Dataset items
Start
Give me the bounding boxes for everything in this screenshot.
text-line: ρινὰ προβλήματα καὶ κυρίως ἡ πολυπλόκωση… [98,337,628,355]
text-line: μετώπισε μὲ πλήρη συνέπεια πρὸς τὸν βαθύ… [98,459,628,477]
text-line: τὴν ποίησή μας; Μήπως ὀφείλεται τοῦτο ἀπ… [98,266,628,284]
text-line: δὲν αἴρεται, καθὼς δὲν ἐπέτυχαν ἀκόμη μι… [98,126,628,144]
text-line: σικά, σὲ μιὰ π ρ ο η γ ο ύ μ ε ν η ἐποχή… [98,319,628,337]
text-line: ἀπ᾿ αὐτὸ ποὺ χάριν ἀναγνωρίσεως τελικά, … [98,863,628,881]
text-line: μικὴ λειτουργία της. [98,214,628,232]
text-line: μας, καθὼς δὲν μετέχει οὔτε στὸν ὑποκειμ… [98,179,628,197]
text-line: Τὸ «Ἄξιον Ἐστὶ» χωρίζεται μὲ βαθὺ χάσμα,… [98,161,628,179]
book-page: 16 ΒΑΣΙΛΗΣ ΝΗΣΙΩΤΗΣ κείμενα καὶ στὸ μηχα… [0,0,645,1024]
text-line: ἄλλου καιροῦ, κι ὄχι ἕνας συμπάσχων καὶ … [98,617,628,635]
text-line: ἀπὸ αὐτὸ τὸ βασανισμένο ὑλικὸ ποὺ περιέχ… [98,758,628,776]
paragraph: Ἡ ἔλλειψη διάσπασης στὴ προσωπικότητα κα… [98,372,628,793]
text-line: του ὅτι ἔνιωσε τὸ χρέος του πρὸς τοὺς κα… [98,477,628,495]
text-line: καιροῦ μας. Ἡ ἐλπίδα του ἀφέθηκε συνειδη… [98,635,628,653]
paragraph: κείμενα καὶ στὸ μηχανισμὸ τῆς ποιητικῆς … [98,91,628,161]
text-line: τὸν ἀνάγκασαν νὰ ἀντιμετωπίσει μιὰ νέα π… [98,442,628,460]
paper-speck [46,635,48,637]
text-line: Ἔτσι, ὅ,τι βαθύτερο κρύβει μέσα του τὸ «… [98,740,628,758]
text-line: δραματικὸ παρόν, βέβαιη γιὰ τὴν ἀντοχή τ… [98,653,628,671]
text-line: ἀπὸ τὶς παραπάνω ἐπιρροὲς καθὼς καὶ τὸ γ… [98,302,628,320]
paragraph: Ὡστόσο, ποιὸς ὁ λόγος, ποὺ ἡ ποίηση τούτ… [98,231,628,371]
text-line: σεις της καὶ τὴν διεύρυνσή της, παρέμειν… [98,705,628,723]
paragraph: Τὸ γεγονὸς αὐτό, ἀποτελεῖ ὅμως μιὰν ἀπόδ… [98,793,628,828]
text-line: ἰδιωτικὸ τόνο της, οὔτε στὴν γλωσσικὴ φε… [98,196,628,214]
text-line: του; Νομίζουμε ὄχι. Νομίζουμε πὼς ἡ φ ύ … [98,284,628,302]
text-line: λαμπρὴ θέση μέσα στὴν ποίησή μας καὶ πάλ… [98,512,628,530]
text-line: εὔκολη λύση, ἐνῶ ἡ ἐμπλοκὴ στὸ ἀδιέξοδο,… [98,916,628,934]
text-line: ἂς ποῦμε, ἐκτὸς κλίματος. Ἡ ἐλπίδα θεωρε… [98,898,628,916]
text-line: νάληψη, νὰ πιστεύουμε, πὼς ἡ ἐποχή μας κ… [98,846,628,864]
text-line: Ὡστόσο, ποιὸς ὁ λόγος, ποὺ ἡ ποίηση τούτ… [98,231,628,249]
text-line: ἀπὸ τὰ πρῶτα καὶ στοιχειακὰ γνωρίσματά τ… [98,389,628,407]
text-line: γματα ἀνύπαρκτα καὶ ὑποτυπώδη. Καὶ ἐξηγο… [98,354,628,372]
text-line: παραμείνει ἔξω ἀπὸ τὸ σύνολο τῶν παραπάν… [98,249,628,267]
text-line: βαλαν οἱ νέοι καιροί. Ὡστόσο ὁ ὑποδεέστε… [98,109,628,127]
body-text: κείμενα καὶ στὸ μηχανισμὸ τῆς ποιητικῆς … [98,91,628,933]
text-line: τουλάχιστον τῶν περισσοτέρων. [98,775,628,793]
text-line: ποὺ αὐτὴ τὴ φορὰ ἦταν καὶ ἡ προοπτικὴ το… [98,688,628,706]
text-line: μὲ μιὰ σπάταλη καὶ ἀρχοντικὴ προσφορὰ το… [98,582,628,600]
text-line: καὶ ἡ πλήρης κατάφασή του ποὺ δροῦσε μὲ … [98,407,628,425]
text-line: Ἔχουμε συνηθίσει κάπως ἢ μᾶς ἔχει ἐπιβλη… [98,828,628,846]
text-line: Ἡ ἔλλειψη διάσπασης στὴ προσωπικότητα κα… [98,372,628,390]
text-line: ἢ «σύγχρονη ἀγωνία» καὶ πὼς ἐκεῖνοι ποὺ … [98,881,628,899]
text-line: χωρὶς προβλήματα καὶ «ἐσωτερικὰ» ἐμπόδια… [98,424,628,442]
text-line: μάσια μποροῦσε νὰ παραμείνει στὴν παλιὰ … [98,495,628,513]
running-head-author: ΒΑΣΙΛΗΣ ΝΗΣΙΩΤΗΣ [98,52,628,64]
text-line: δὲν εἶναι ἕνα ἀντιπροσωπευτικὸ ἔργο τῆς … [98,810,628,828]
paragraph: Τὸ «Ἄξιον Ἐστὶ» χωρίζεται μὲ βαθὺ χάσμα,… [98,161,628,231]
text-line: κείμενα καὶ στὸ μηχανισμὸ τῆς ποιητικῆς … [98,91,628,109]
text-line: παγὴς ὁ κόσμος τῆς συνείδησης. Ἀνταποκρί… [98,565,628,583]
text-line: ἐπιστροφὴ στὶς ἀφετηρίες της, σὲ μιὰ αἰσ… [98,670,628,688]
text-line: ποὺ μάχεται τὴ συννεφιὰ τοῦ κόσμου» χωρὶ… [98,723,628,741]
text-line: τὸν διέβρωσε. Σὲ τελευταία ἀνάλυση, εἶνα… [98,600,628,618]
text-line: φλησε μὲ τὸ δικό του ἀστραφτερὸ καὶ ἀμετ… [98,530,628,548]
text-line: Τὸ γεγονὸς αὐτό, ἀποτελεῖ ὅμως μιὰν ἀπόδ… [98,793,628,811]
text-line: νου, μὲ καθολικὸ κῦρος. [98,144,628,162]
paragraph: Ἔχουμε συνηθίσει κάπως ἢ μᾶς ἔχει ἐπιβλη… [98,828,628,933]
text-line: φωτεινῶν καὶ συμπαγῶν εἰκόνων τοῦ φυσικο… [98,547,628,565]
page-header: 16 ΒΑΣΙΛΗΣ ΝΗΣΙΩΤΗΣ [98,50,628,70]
End
> [Task to carry out]
Copy out the data in full, changing "text-line" to "line" everywhere it occurs and leaving everything else untouched.

> [Task output]
Give me the bounding boxes for everything in this screenshot.
line: ρινὰ προβλήματα καὶ κυρίως ἡ πολυπλόκωση… [98,337,628,355]
line: μετώπισε μὲ πλήρη συνέπεια πρὸς τὸν βαθύ… [98,459,628,477]
line: τὴν ποίησή μας; Μήπως ὀφείλεται τοῦτο ἀπ… [98,266,628,284]
line: δὲν αἴρεται, καθὼς δὲν ἐπέτυχαν ἀκόμη μι… [98,126,628,144]
line: σικά, σὲ μιὰ π ρ ο η γ ο ύ μ ε ν η ἐποχή… [98,319,628,337]
line: ἀπ᾿ αὐτὸ ποὺ χάριν ἀναγνωρίσεως τελικά, … [98,863,628,881]
line: μικὴ λειτουργία της. [98,214,628,232]
line: μας, καθὼς δὲν μετέχει οὔτε στὸν ὑποκειμ… [98,179,628,197]
line: Τὸ «Ἄξιον Ἐστὶ» χωρίζεται μὲ βαθὺ χάσμα,… [98,161,628,179]
book-page: 16 ΒΑΣΙΛΗΣ ΝΗΣΙΩΤΗΣ κείμενα καὶ στὸ μηχα… [0,0,645,1024]
line: ἄλλου καιροῦ, κι ὄχι ἕνας συμπάσχων καὶ … [98,617,628,635]
line: ἀπὸ αὐτὸ τὸ βασανισμένο ὑλικὸ ποὺ περιέχ… [98,758,628,776]
paragraph: Ἡ ἔλλειψη διάσπασης στὴ προσωπικότητα κα… [98,372,628,793]
line: του ὅτι ἔνιωσε τὸ χρέος του πρὸς τοὺς κα… [98,477,628,495]
line: καιροῦ μας. Ἡ ἐλπίδα του ἀφέθηκε συνειδη… [98,635,628,653]
paragraph: κείμενα καὶ στὸ μηχανισμὸ τῆς ποιητικῆς … [98,91,628,161]
line: τὸν ἀνάγκασαν νὰ ἀντιμετωπίσει μιὰ νέα π… [98,442,628,460]
paper-speck [46,635,48,637]
line: Ἔτσι, ὅ,τι βαθύτερο κρύβει μέσα του τὸ «… [98,740,628,758]
line: δραματικὸ παρόν, βέβαιη γιὰ τὴν ἀντοχή τ… [98,653,628,671]
line: ἀπὸ τὶς παραπάνω ἐπιρροὲς καθὼς καὶ τὸ γ… [98,302,628,320]
paragraph: Ὡστόσο, ποιὸς ὁ λόγος, ποὺ ἡ ποίηση τούτ… [98,231,628,371]
line: σεις της καὶ τὴν διεύρυνσή της, παρέμειν… [98,705,628,723]
paragraph: Τὸ γεγονὸς αὐτό, ἀποτελεῖ ὅμως μιὰν ἀπόδ… [98,793,628,828]
line: ἰδιωτικὸ τόνο της, οὔτε στὴν γλωσσικὴ φε… [98,196,628,214]
line: του; Νομίζουμε ὄχι. Νομίζουμε πὼς ἡ φ ύ … [98,284,628,302]
line: λαμπρὴ θέση μέσα στὴν ποίησή μας καὶ πάλ… [98,512,628,530]
line: εὔκολη λύση, ἐνῶ ἡ ἐμπλοκὴ στὸ ἀδιέξοδο,… [98,916,628,934]
line: ἂς ποῦμε, ἐκτὸς κλίματος. Ἡ ἐλπίδα θεωρε… [98,898,628,916]
line: νάληψη, νὰ πιστεύουμε, πὼς ἡ ἐποχή μας κ… [98,846,628,864]
line: Ὡστόσο, ποιὸς ὁ λόγος, ποὺ ἡ ποίηση τούτ… [98,231,628,249]
line: ἀπὸ τὰ πρῶτα καὶ στοιχειακὰ γνωρίσματά τ… [98,389,628,407]
line: γματα ἀνύπαρκτα καὶ ὑποτυπώδη. Καὶ ἐξηγο… [98,354,628,372]
line: παραμείνει ἔξω ἀπὸ τὸ σύνολο τῶν παραπάν… [98,249,628,267]
line: βαλαν οἱ νέοι καιροί. Ὡστόσο ὁ ὑποδεέστε… [98,109,628,127]
body-text: κείμενα καὶ στὸ μηχανισμὸ τῆς ποιητικῆς … [98,91,628,933]
line: τουλάχιστον τῶν περισσοτέρων. [98,775,628,793]
line: ποὺ αὐτὴ τὴ φορὰ ἦταν καὶ ἡ προοπτικὴ το… [98,688,628,706]
line: μὲ μιὰ σπάταλη καὶ ἀρχοντικὴ προσφορὰ το… [98,582,628,600]
line: καὶ ἡ πλήρης κατάφασή του ποὺ δροῦσε μὲ … [98,407,628,425]
line: Ἔχουμε συνηθίσει κάπως ἢ μᾶς ἔχει ἐπιβλη… [98,828,628,846]
line: Ἡ ἔλλειψη διάσπασης στὴ προσωπικότητα κα… [98,372,628,390]
line: ἢ «σύγχρονη ἀγωνία» καὶ πὼς ἐκεῖνοι ποὺ … [98,881,628,899]
line: χωρὶς προβλήματα καὶ «ἐσωτερικὰ» ἐμπόδια… [98,424,628,442]
line: μάσια μποροῦσε νὰ παραμείνει στὴν παλιὰ … [98,495,628,513]
running-head-author: ΒΑΣΙΛΗΣ ΝΗΣΙΩΤΗΣ [98,52,628,64]
line: δὲν εἶναι ἕνα ἀντιπροσωπευτικὸ ἔργο τῆς … [98,810,628,828]
paragraph: Τὸ «Ἄξιον Ἐστὶ» χωρίζεται μὲ βαθὺ χάσμα,… [98,161,628,231]
line: κείμενα καὶ στὸ μηχανισμὸ τῆς ποιητικῆς … [98,91,628,109]
line: παγὴς ὁ κόσμος τῆς συνείδησης. Ἀνταποκρί… [98,565,628,583]
line: ἐπιστροφὴ στὶς ἀφετηρίες της, σὲ μιὰ αἰσ… [98,670,628,688]
line: ποὺ μάχεται τὴ συννεφιὰ τοῦ κόσμου» χωρὶ… [98,723,628,741]
line: τὸν διέβρωσε. Σὲ τελευταία ἀνάλυση, εἶνα… [98,600,628,618]
line: φλησε μὲ τὸ δικό του ἀστραφτερὸ καὶ ἀμετ… [98,530,628,548]
line: Τὸ γεγονὸς αὐτό, ἀποτελεῖ ὅμως μιὰν ἀπόδ… [98,793,628,811]
line: νου, μὲ καθολικὸ κῦρος. [98,144,628,162]
paragraph: Ἔχουμε συνηθίσει κάπως ἢ μᾶς ἔχει ἐπιβλη… [98,828,628,933]
line: φωτεινῶν καὶ συμπαγῶν εἰκόνων τοῦ φυσικο… [98,547,628,565]
page-header: 16 ΒΑΣΙΛΗΣ ΝΗΣΙΩΤΗΣ [98,50,628,70]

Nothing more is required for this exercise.